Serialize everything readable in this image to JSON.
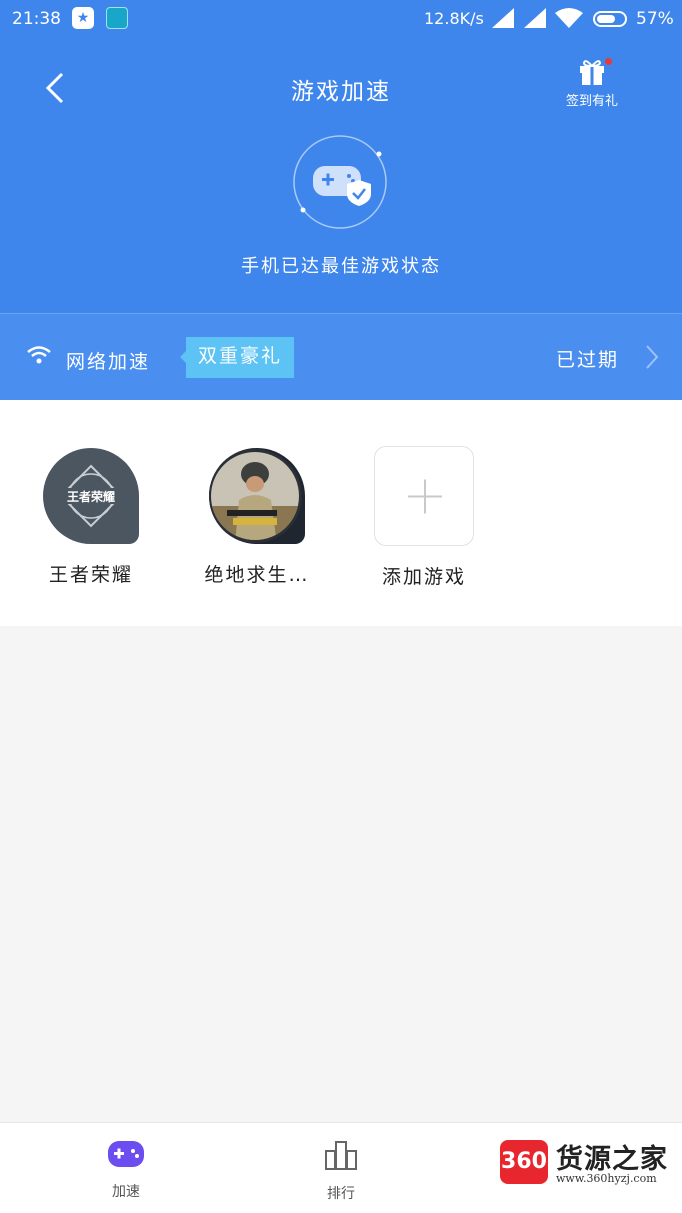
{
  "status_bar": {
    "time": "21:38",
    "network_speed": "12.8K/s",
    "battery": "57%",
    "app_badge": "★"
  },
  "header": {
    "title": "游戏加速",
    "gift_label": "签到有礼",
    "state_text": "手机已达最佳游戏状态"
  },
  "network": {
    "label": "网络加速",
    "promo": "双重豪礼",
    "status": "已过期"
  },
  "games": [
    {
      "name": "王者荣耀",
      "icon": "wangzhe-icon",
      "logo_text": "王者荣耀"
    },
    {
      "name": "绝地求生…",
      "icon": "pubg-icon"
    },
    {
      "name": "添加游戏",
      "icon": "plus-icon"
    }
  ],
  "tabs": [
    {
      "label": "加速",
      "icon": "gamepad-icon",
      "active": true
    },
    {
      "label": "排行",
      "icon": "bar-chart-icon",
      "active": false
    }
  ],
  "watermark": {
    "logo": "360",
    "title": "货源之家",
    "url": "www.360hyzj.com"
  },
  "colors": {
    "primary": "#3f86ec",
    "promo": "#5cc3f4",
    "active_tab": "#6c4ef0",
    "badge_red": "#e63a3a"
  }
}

════════════════════

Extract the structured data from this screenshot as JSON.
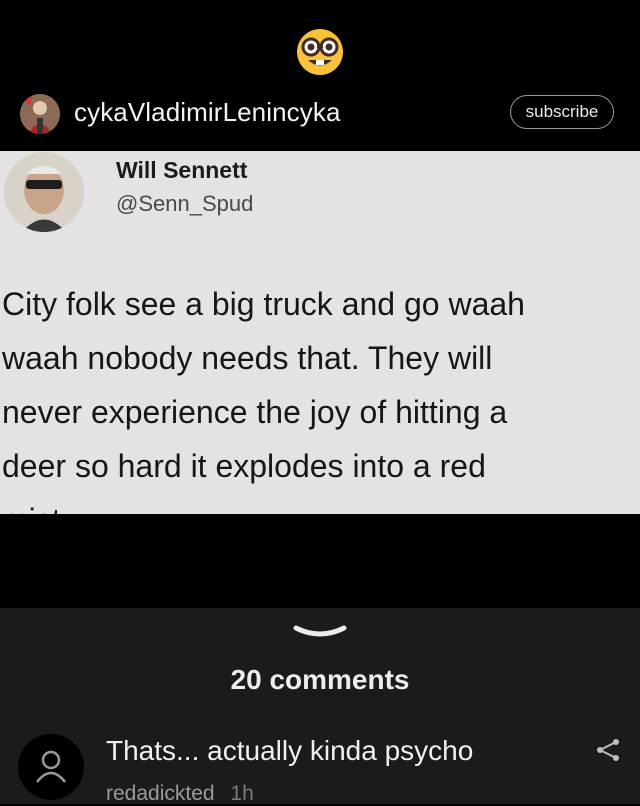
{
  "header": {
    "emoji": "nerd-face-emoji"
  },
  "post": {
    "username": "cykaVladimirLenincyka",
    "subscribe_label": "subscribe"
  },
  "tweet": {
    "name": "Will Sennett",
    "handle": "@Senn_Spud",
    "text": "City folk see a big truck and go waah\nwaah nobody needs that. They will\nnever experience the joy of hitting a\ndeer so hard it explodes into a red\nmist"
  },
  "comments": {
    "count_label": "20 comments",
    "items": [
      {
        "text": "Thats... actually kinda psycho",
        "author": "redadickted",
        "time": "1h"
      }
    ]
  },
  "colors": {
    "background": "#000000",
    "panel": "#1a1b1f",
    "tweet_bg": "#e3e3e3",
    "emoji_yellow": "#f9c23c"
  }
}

════════════════════

## Problem statement
Among the entries, how many lines include the word "icon"? Answer with a single number and nothing further.

## Answer to the exercise
5